[WHAT IS BEING ASKED]
Locate all lines in the data below that hold "Брянской" and show them.

[THE INPUT]
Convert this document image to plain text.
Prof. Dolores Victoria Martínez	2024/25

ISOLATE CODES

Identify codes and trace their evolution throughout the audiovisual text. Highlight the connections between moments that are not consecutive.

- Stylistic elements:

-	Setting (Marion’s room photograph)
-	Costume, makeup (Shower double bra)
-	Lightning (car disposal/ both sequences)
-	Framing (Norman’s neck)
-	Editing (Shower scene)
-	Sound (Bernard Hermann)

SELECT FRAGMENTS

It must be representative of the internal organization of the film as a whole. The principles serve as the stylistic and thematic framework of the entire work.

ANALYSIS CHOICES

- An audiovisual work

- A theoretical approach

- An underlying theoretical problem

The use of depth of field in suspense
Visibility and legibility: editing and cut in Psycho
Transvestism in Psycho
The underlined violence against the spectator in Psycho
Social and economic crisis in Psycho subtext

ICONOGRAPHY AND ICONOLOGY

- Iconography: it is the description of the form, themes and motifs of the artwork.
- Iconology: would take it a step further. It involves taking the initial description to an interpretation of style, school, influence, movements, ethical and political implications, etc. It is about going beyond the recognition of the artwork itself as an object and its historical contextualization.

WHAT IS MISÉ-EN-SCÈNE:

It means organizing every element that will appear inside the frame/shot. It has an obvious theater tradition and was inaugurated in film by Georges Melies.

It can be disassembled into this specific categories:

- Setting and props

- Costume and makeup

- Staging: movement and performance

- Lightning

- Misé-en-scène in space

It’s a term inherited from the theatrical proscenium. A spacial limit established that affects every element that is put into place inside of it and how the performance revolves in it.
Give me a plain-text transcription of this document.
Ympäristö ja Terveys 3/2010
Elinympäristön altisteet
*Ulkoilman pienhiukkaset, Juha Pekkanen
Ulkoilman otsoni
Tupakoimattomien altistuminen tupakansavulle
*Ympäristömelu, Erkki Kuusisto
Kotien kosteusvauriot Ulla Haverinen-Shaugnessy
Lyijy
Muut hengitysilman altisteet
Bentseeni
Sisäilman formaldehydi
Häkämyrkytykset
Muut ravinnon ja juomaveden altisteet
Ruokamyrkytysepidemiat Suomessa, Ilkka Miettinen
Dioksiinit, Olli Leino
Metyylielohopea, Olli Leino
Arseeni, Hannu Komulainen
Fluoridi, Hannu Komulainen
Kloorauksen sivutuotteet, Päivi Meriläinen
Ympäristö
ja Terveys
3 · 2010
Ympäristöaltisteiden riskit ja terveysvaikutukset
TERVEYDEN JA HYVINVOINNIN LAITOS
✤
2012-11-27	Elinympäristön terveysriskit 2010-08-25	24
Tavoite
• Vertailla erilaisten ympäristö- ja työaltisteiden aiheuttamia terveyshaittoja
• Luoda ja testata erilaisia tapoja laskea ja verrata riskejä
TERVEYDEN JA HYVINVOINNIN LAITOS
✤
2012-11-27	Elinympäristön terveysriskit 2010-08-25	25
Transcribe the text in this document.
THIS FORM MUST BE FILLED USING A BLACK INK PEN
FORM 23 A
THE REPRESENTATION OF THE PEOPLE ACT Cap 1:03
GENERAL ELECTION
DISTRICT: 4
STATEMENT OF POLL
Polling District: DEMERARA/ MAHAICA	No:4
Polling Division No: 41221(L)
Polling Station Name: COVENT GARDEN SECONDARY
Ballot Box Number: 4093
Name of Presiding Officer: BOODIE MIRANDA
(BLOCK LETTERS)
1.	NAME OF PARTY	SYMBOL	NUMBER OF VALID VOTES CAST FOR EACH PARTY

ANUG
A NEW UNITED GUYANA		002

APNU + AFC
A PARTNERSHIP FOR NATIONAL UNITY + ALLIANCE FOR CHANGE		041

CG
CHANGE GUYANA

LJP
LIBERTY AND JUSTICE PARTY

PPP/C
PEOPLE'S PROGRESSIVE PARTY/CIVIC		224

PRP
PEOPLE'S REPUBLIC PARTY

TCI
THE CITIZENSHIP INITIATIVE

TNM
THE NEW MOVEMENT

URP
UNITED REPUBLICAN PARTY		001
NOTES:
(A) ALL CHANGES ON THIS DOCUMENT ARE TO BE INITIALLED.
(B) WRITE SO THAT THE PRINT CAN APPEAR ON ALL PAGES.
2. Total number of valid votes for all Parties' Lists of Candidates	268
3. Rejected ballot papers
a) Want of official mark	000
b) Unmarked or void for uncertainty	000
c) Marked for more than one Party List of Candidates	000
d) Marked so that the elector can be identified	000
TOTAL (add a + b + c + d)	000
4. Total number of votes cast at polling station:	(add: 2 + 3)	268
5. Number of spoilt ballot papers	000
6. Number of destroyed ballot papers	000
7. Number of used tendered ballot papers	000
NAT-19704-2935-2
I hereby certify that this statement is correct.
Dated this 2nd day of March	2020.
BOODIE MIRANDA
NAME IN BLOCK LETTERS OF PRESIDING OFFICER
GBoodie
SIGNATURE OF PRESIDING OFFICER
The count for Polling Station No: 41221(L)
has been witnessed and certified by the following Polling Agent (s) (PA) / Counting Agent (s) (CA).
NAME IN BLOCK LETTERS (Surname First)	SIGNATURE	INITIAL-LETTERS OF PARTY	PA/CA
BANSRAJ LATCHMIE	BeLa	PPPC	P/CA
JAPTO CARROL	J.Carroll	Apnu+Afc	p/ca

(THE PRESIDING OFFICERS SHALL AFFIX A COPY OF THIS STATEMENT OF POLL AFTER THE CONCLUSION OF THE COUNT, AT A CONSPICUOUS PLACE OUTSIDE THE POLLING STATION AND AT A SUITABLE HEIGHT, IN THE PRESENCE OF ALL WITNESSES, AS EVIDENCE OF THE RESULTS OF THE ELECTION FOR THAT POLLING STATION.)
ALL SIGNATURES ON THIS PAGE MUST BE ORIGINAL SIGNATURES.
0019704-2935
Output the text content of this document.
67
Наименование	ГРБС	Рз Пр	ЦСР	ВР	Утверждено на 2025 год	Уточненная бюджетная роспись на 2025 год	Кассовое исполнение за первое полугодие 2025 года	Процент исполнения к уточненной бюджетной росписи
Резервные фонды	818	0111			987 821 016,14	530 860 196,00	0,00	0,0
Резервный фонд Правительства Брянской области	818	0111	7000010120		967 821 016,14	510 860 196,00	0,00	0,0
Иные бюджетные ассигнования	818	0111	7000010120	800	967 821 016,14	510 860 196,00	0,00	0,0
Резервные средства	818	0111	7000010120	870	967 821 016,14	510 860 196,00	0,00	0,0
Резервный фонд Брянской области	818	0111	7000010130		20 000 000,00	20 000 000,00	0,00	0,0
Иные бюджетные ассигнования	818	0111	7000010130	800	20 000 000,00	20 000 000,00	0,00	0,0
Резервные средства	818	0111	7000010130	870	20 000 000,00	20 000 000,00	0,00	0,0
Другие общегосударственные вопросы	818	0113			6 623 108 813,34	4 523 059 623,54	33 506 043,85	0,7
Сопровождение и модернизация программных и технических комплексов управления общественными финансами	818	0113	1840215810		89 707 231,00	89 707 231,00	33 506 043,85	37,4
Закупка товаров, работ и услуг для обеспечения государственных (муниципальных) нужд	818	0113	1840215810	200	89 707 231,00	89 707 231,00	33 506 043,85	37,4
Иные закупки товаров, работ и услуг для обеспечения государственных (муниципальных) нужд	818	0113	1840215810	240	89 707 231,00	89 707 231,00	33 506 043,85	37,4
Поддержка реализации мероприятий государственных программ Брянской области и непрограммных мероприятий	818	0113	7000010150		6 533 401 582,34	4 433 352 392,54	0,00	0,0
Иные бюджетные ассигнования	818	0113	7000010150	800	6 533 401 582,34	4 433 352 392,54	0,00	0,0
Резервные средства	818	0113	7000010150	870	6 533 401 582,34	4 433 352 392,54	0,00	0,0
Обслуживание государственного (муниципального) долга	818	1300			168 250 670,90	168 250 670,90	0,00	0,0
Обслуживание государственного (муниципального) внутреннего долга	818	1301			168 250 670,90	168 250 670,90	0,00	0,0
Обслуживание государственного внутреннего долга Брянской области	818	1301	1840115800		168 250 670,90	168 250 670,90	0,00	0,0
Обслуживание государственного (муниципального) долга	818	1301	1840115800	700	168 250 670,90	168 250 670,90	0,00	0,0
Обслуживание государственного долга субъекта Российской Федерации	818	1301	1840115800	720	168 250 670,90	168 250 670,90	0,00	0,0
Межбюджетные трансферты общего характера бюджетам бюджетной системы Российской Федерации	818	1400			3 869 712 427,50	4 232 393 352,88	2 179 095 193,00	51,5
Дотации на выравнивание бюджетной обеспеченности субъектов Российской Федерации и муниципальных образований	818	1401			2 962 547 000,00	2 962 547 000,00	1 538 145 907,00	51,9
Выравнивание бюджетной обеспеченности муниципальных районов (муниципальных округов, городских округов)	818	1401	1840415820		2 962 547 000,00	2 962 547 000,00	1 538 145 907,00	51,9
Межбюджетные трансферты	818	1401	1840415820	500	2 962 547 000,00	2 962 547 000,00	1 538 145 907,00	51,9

[SOLUTION TO THIS EXERCISE]
Резервный фонд Правительства Брянской области	818	0111	7000010120		967 821 016,14	510 860 196,00	0,00	0,0
Резервный фонд Брянской области	818	0111	7000010130		20 000 000,00	20 000 000,00	0,00	0,0
Поддержка реализации мероприятий государственных программ Брянской области и непрограммных мероприятий	818	0113	7000010150		6 533 401 582,34	4 433 352 392,54	0,00	0,0
Обслуживание государственного внутреннего долга Брянской области	818	1301	1840115800		168 250 670,90	168 250 670,90	0,00	0,0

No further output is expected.